» **Directions**
The records below are to be repeated in full, exactly as they are.

» **Exercise materials**
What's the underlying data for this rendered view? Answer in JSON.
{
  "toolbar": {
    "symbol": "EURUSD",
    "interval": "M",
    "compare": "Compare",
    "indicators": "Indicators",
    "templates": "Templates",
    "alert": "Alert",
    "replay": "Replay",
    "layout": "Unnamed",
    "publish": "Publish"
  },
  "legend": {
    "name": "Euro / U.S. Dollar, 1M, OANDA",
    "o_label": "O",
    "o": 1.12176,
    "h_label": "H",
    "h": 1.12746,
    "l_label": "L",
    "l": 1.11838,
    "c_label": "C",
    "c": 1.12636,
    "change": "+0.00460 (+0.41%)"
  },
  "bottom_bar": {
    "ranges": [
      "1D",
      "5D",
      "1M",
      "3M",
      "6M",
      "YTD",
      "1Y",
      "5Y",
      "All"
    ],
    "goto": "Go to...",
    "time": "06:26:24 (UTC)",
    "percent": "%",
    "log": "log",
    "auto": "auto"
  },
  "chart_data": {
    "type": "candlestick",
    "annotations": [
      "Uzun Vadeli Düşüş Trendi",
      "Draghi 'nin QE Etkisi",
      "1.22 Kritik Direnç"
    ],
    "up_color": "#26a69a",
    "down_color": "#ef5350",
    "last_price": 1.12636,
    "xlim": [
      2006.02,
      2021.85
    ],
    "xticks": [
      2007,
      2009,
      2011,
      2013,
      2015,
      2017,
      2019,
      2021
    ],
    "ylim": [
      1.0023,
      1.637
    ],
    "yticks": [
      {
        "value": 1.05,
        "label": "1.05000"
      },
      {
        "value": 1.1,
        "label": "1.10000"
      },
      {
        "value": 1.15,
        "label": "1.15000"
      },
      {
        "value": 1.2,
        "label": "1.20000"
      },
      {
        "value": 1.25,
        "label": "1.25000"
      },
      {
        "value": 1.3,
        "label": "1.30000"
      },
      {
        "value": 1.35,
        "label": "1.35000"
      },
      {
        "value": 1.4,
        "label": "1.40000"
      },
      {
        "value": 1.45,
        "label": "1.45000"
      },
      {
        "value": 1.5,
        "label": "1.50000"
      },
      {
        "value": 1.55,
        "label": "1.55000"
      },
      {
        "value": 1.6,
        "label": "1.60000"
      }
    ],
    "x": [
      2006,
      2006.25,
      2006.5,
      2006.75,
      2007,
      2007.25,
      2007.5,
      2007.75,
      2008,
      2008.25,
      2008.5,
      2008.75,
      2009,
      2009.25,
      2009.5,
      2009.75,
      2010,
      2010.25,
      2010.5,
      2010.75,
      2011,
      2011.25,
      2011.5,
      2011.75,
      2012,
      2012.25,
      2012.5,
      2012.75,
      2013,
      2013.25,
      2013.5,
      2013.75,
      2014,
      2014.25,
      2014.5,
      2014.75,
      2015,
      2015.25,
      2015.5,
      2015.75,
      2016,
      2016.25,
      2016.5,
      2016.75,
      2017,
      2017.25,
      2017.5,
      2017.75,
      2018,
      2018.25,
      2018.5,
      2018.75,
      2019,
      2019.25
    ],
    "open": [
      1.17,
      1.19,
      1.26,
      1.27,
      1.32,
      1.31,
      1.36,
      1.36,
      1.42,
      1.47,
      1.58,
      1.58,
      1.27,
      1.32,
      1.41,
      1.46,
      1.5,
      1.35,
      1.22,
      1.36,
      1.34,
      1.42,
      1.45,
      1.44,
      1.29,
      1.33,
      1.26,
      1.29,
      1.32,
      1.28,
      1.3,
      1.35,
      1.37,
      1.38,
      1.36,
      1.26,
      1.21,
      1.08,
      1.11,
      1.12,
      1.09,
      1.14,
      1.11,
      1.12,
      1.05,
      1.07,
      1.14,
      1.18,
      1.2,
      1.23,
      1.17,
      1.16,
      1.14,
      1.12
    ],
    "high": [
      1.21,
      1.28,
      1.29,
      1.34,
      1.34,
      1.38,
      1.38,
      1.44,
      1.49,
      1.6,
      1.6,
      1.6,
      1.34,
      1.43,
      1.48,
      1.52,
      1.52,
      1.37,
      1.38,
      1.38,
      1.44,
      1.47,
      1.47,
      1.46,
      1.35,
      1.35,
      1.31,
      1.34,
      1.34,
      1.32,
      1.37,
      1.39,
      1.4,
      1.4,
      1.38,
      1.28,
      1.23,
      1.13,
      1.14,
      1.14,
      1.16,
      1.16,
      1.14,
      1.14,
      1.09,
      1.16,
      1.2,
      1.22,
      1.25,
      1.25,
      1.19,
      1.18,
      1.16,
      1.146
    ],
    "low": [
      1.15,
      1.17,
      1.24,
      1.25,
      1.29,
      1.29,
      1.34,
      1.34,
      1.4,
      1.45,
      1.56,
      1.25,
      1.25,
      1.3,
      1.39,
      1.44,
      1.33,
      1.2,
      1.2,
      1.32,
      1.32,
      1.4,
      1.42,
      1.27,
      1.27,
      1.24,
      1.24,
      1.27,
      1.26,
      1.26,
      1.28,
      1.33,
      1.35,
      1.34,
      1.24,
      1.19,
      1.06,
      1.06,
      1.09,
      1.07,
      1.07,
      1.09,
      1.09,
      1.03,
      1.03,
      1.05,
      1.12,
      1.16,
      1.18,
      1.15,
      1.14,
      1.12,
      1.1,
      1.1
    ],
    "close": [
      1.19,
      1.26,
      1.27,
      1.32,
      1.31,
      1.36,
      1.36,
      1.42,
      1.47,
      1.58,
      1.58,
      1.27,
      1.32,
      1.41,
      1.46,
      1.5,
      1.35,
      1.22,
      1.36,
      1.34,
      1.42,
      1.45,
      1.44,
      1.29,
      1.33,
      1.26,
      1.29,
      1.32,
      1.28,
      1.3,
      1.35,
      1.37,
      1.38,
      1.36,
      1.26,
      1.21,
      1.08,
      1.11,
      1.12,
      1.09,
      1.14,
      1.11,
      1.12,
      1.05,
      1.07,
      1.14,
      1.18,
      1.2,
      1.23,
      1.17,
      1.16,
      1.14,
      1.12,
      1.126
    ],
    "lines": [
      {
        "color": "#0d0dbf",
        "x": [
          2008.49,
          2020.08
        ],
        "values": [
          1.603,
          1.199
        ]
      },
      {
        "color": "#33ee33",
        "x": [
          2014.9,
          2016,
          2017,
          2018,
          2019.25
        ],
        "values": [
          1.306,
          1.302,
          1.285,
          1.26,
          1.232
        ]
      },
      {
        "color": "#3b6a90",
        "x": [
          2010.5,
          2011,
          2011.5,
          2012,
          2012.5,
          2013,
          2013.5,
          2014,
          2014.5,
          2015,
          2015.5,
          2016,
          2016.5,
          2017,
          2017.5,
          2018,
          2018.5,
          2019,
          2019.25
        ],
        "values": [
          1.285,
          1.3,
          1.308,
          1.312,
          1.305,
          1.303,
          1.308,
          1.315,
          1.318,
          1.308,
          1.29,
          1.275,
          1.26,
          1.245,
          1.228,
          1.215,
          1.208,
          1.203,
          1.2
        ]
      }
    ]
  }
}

» **Completed exercise**
What's the underlying data for this rendered view? Answer in JSON.
{
  "toolbar": {
    "symbol": "EURUSD",
    "interval": "M",
    "compare": "Compare",
    "indicators": "Indicators",
    "templates": "Templates",
    "alert": "Alert",
    "replay": "Replay",
    "layout": "Unnamed",
    "publish": "Publish"
  },
  "legend": {
    "name": "Euro / U.S. Dollar, 1M, OANDA",
    "o_label": "O",
    "o": 1.12176,
    "h_label": "H",
    "h": 1.12746,
    "l_label": "L",
    "l": 1.11838,
    "c_label": "C",
    "c": 1.12636,
    "change": "+0.00460 (+0.41%)"
  },
  "bottom_bar": {
    "ranges": [
      "1D",
      "5D",
      "1M",
      "3M",
      "6M",
      "YTD",
      "1Y",
      "5Y",
      "All"
    ],
    "goto": "Go to...",
    "time": "06:26:24 (UTC)",
    "percent": "%",
    "log": "log",
    "auto": "auto"
  },
  "chart_data": {
    "type": "candlestick",
    "annotations": [
      "Uzun Vadeli Düşüş Trendi",
      "Draghi 'nin QE Etkisi",
      "1.22 Kritik Direnç"
    ],
    "up_color": "#26a69a",
    "down_color": "#ef5350",
    "last_price": 1.12636,
    "xlim": [
      2006.02,
      2021.85
    ],
    "xticks": [
      2007,
      2009,
      2011,
      2013,
      2015,
      2017,
      2019,
      2021
    ],
    "ylim": [
      1.0023,
      1.637
    ],
    "yticks": [
      {
        "value": 1.05,
        "label": "1.05000"
      },
      {
        "value": 1.1,
        "label": "1.10000"
      },
      {
        "value": 1.15,
        "label": "1.15000"
      },
      {
        "value": 1.2,
        "label": "1.20000"
      },
      {
        "value": 1.25,
        "label": "1.25000"
      },
      {
        "value": 1.3,
        "label": "1.30000"
      },
      {
        "value": 1.35,
        "label": "1.35000"
      },
      {
        "value": 1.4,
        "label": "1.40000"
      },
      {
        "value": 1.45,
        "label": "1.45000"
      },
      {
        "value": 1.5,
        "label": "1.50000"
      },
      {
        "value": 1.55,
        "label": "1.55000"
      },
      {
        "value": 1.6,
        "label": "1.60000"
      }
    ],
    "x": [
      2006,
      2006.25,
      2006.5,
      2006.75,
      2007,
      2007.25,
      2007.5,
      2007.75,
      2008,
      2008.25,
      2008.5,
      2008.75,
      2009,
      2009.25,
      2009.5,
      2009.75,
      2010,
      2010.25,
      2010.5,
      2010.75,
      2011,
      2011.25,
      2011.5,
      2011.75,
      2012,
      2012.25,
      2012.5,
      2012.75,
      2013,
      2013.25,
      2013.5,
      2013.75,
      2014,
      2014.25,
      2014.5,
      2014.75,
      2015,
      2015.25,
      2015.5,
      2015.75,
      2016,
      2016.25,
      2016.5,
      2016.75,
      2017,
      2017.25,
      2017.5,
      2017.75,
      2018,
      2018.25,
      2018.5,
      2018.75,
      2019,
      2019.25
    ],
    "open": [
      1.17,
      1.19,
      1.26,
      1.27,
      1.32,
      1.31,
      1.36,
      1.36,
      1.42,
      1.47,
      1.58,
      1.58,
      1.27,
      1.32,
      1.41,
      1.46,
      1.5,
      1.35,
      1.22,
      1.36,
      1.34,
      1.42,
      1.45,
      1.44,
      1.29,
      1.33,
      1.26,
      1.29,
      1.32,
      1.28,
      1.3,
      1.35,
      1.37,
      1.38,
      1.36,
      1.26,
      1.21,
      1.08,
      1.11,
      1.12,
      1.09,
      1.14,
      1.11,
      1.12,
      1.05,
      1.07,
      1.14,
      1.18,
      1.2,
      1.23,
      1.17,
      1.16,
      1.14,
      1.12
    ],
    "high": [
      1.21,
      1.28,
      1.29,
      1.34,
      1.34,
      1.38,
      1.38,
      1.44,
      1.49,
      1.6,
      1.6,
      1.6,
      1.34,
      1.43,
      1.48,
      1.52,
      1.52,
      1.37,
      1.38,
      1.38,
      1.44,
      1.47,
      1.47,
      1.46,
      1.35,
      1.35,
      1.31,
      1.34,
      1.34,
      1.32,
      1.37,
      1.39,
      1.4,
      1.4,
      1.38,
      1.28,
      1.23,
      1.13,
      1.14,
      1.14,
      1.16,
      1.16,
      1.14,
      1.14,
      1.09,
      1.16,
      1.2,
      1.22,
      1.25,
      1.25,
      1.19,
      1.18,
      1.16,
      1.146
    ],
    "low": [
      1.15,
      1.17,
      1.24,
      1.25,
      1.29,
      1.29,
      1.34,
      1.34,
      1.4,
      1.45,
      1.56,
      1.25,
      1.25,
      1.3,
      1.39,
      1.44,
      1.33,
      1.2,
      1.2,
      1.32,
      1.32,
      1.4,
      1.42,
      1.27,
      1.27,
      1.24,
      1.24,
      1.27,
      1.26,
      1.26,
      1.28,
      1.33,
      1.35,
      1.34,
      1.24,
      1.19,
      1.06,
      1.06,
      1.09,
      1.07,
      1.07,
      1.09,
      1.09,
      1.03,
      1.03,
      1.05,
      1.12,
      1.16,
      1.18,
      1.15,
      1.14,
      1.12,
      1.1,
      1.1
    ],
    "close": [
      1.19,
      1.26,
      1.27,
      1.32,
      1.31,
      1.36,
      1.36,
      1.42,
      1.47,
      1.58,
      1.58,
      1.27,
      1.32,
      1.41,
      1.46,
      1.5,
      1.35,
      1.22,
      1.36,
      1.34,
      1.42,
      1.45,
      1.44,
      1.29,
      1.33,
      1.26,
      1.29,
      1.32,
      1.28,
      1.3,
      1.35,
      1.37,
      1.38,
      1.36,
      1.26,
      1.21,
      1.08,
      1.11,
      1.12,
      1.09,
      1.14,
      1.11,
      1.12,
      1.05,
      1.07,
      1.14,
      1.18,
      1.2,
      1.23,
      1.17,
      1.16,
      1.14,
      1.12,
      1.126
    ],
    "lines": [
      {
        "color": "#0d0dbf",
        "x": [
          2008.49,
          2020.08
        ],
        "values": [
          1.603,
          1.199
        ]
      },
      {
        "color": "#33ee33",
        "x": [
          2014.9,
          2016,
          2017,
          2018,
          2019.25
        ],
        "values": [
          1.306,
          1.302,
          1.285,
          1.26,
          1.232
        ]
      },
      {
        "color": "#3b6a90",
        "x": [
          2010.5,
          2011,
          2011.5,
          2012,
          2012.5,
          2013,
          2013.5,
          2014,
          2014.5,
          2015,
          2015.5,
          2016,
          2016.5,
          2017,
          2017.5,
          2018,
          2018.5,
          2019,
          2019.25
        ],
        "values": [
          1.285,
          1.3,
          1.308,
          1.312,
          1.305,
          1.303,
          1.308,
          1.315,
          1.318,
          1.308,
          1.29,
          1.275,
          1.26,
          1.245,
          1.228,
          1.215,
          1.208,
          1.203,
          1.2
        ]
      }
    ]
  }
}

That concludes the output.